[Data in this exercise — start]

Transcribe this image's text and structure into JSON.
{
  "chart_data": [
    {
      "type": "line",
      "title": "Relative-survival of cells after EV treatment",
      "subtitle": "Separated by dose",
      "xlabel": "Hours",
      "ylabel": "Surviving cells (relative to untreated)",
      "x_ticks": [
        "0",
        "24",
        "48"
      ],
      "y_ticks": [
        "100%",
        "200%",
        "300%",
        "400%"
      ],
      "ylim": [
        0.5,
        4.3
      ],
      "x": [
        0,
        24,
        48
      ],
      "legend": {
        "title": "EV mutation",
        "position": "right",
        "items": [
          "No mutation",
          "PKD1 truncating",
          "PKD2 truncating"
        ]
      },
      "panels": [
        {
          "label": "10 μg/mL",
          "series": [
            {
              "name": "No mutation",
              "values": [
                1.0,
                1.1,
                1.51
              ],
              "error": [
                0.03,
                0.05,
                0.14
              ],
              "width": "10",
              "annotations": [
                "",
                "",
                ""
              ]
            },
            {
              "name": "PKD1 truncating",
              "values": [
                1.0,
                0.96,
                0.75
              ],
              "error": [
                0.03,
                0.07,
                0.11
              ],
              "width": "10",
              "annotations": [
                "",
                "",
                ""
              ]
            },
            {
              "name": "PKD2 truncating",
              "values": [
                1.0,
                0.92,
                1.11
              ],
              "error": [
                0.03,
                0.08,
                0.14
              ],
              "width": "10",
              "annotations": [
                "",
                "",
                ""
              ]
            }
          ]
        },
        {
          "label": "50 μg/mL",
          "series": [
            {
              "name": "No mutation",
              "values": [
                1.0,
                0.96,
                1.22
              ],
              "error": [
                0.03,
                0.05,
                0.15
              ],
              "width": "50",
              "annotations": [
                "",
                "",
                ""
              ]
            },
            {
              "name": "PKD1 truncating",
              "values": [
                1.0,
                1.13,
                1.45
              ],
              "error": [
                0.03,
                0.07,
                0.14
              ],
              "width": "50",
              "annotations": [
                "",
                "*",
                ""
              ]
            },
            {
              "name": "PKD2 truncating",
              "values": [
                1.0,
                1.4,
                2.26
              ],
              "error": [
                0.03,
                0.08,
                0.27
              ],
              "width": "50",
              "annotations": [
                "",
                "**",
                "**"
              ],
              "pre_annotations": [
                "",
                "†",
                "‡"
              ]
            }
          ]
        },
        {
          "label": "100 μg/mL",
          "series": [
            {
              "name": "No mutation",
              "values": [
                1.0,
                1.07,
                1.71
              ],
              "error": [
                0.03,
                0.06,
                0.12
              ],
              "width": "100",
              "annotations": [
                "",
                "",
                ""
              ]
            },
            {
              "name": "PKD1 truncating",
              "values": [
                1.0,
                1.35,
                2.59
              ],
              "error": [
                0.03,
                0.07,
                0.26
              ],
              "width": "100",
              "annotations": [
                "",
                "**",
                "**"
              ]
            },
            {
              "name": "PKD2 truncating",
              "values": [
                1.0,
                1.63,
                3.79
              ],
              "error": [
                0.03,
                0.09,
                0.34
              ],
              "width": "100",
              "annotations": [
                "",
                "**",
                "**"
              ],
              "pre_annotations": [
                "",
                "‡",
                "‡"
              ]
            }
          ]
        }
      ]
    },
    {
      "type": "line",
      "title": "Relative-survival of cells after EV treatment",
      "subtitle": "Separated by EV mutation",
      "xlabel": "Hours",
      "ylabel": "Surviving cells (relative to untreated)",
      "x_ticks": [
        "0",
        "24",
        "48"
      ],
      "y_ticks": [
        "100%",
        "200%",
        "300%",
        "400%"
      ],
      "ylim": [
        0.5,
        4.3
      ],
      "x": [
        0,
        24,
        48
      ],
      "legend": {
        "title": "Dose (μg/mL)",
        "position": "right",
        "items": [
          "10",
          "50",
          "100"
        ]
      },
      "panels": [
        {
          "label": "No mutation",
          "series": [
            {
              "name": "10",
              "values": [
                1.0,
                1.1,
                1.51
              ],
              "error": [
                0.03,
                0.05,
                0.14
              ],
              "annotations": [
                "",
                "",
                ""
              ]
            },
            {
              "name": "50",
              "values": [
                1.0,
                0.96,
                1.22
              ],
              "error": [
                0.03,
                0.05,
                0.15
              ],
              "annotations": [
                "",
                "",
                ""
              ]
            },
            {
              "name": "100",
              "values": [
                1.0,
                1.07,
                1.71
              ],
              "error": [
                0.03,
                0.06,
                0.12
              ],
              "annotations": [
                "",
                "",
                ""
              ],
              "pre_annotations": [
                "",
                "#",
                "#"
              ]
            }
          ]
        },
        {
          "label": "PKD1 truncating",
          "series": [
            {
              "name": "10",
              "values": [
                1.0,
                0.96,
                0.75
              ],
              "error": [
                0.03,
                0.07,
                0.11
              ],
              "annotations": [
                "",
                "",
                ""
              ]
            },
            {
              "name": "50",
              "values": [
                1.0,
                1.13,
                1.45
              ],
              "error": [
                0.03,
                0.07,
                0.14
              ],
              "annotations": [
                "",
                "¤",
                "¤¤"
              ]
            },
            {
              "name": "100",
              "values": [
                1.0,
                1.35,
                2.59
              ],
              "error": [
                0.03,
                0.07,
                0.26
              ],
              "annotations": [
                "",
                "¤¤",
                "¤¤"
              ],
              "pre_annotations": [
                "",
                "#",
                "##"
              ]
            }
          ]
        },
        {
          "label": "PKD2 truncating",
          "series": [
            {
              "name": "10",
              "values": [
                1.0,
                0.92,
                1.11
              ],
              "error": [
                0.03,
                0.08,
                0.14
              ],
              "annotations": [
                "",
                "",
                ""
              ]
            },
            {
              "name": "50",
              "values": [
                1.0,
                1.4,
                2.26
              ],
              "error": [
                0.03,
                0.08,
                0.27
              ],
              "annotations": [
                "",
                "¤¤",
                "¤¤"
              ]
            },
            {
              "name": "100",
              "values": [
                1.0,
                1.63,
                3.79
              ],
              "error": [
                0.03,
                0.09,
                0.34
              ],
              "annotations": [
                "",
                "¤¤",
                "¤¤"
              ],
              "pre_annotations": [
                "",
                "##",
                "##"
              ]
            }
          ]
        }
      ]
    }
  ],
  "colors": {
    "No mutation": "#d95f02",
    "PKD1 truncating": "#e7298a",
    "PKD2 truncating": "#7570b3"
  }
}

[Data in this exercise — finish]

Exercise objective
Please make an exact copy of the entries, down to the last character.

Result
Transcribe this image's text and structure into JSON.
{
  "chart_data": [
    {
      "type": "line",
      "title": "Relative-survival of cells after EV treatment",
      "subtitle": "Separated by dose",
      "xlabel": "Hours",
      "ylabel": "Surviving cells (relative to untreated)",
      "x_ticks": [
        "0",
        "24",
        "48"
      ],
      "y_ticks": [
        "100%",
        "200%",
        "300%",
        "400%"
      ],
      "ylim": [
        0.5,
        4.3
      ],
      "x": [
        0,
        24,
        48
      ],
      "legend": {
        "title": "EV mutation",
        "position": "right",
        "items": [
          "No mutation",
          "PKD1 truncating",
          "PKD2 truncating"
        ]
      },
      "panels": [
        {
          "label": "10 μg/mL",
          "series": [
            {
              "name": "No mutation",
              "values": [
                1.0,
                1.1,
                1.51
              ],
              "error": [
                0.03,
                0.05,
                0.14
              ],
              "width": "10",
              "annotations": [
                "",
                "",
                ""
              ]
            },
            {
              "name": "PKD1 truncating",
              "values": [
                1.0,
                0.96,
                0.75
              ],
              "error": [
                0.03,
                0.07,
                0.11
              ],
              "width": "10",
              "annotations": [
                "",
                "",
                ""
              ]
            },
            {
              "name": "PKD2 truncating",
              "values": [
                1.0,
                0.92,
                1.11
              ],
              "error": [
                0.03,
                0.08,
                0.14
              ],
              "width": "10",
              "annotations": [
                "",
                "",
                ""
              ]
            }
          ]
        },
        {
          "label": "50 μg/mL",
          "series": [
            {
              "name": "No mutation",
              "values": [
                1.0,
                0.96,
                1.22
              ],
              "error": [
                0.03,
                0.05,
                0.15
              ],
              "width": "50",
              "annotations": [
                "",
                "",
                ""
              ]
            },
            {
              "name": "PKD1 truncating",
              "values": [
                1.0,
                1.13,
                1.45
              ],
              "error": [
                0.03,
                0.07,
                0.14
              ],
              "width": "50",
              "annotations": [
                "",
                "*",
                ""
              ]
            },
            {
              "name": "PKD2 truncating",
              "values": [
                1.0,
                1.4,
                2.26
              ],
              "error": [
                0.03,
                0.08,
                0.27
              ],
              "width": "50",
              "annotations": [
                "",
                "**",
                "**"
              ],
              "pre_annotations": [
                "",
                "†",
                "‡"
              ]
            }
          ]
        },
        {
          "label": "100 μg/mL",
          "series": [
            {
              "name": "No mutation",
              "values": [
                1.0,
                1.07,
                1.71
              ],
              "error": [
                0.03,
                0.06,
                0.12
              ],
              "width": "100",
              "annotations": [
                "",
                "",
                ""
              ]
            },
            {
              "name": "PKD1 truncating",
              "values": [
                1.0,
                1.35,
                2.59
              ],
              "error": [
                0.03,
                0.07,
                0.26
              ],
              "width": "100",
              "annotations": [
                "",
                "**",
                "**"
              ]
            },
            {
              "name": "PKD2 truncating",
              "values": [
                1.0,
                1.63,
                3.79
              ],
              "error": [
                0.03,
                0.09,
                0.34
              ],
              "width": "100",
              "annotations": [
                "",
                "**",
                "**"
              ],
              "pre_annotations": [
                "",
                "‡",
                "‡"
              ]
            }
          ]
        }
      ]
    },
    {
      "type": "line",
      "title": "Relative-survival of cells after EV treatment",
      "subtitle": "Separated by EV mutation",
      "xlabel": "Hours",
      "ylabel": "Surviving cells (relative to untreated)",
      "x_ticks": [
        "0",
        "24",
        "48"
      ],
      "y_ticks": [
        "100%",
        "200%",
        "300%",
        "400%"
      ],
      "ylim": [
        0.5,
        4.3
      ],
      "x": [
        0,
        24,
        48
      ],
      "legend": {
        "title": "Dose (μg/mL)",
        "position": "right",
        "items": [
          "10",
          "50",
          "100"
        ]
      },
      "panels": [
        {
          "label": "No mutation",
          "series": [
            {
              "name": "10",
              "values": [
                1.0,
                1.1,
                1.51
              ],
              "error": [
                0.03,
                0.05,
                0.14
              ],
              "annotations": [
                "",
                "",
                ""
              ]
            },
            {
              "name": "50",
              "values": [
                1.0,
                0.96,
                1.22
              ],
              "error": [
                0.03,
                0.05,
                0.15
              ],
              "annotations": [
                "",
                "",
                ""
              ]
            },
            {
              "name": "100",
              "values": [
                1.0,
                1.07,
                1.71
              ],
              "error": [
                0.03,
                0.06,
                0.12
              ],
              "annotations": [
                "",
                "",
                ""
              ],
              "pre_annotations": [
                "",
                "#",
                "#"
              ]
            }
          ]
        },
        {
          "label": "PKD1 truncating",
          "series": [
            {
              "name": "10",
              "values": [
                1.0,
                0.96,
                0.75
              ],
              "error": [
                0.03,
                0.07,
                0.11
              ],
              "annotations": [
                "",
                "",
                ""
              ]
            },
            {
              "name": "50",
              "values": [
                1.0,
                1.13,
                1.45
              ],
              "error": [
                0.03,
                0.07,
                0.14
              ],
              "annotations": [
                "",
                "¤",
                "¤¤"
              ]
            },
            {
              "name": "100",
              "values": [
                1.0,
                1.35,
                2.59
              ],
              "error": [
                0.03,
                0.07,
                0.26
              ],
              "annotations": [
                "",
                "¤¤",
                "¤¤"
              ],
              "pre_annotations": [
                "",
                "#",
                "##"
              ]
            }
          ]
        },
        {
          "label": "PKD2 truncating",
          "series": [
            {
              "name": "10",
              "values": [
                1.0,
                0.92,
                1.11
              ],
              "error": [
                0.03,
                0.08,
                0.14
              ],
              "annotations": [
                "",
                "",
                ""
              ]
            },
            {
              "name": "50",
              "values": [
                1.0,
                1.4,
                2.26
              ],
              "error": [
                0.03,
                0.08,
                0.27
              ],
              "annotations": [
                "",
                "¤¤",
                "¤¤"
              ]
            },
            {
              "name": "100",
              "values": [
                1.0,
                1.63,
                3.79
              ],
              "error": [
                0.03,
                0.09,
                0.34
              ],
              "annotations": [
                "",
                "¤¤",
                "¤¤"
              ],
              "pre_annotations": [
                "",
                "##",
                "##"
              ]
            }
          ]
        }
      ]
    }
  ],
  "colors": {
    "No mutation": "#d95f02",
    "PKD1 truncating": "#e7298a",
    "PKD2 truncating": "#7570b3"
  }
}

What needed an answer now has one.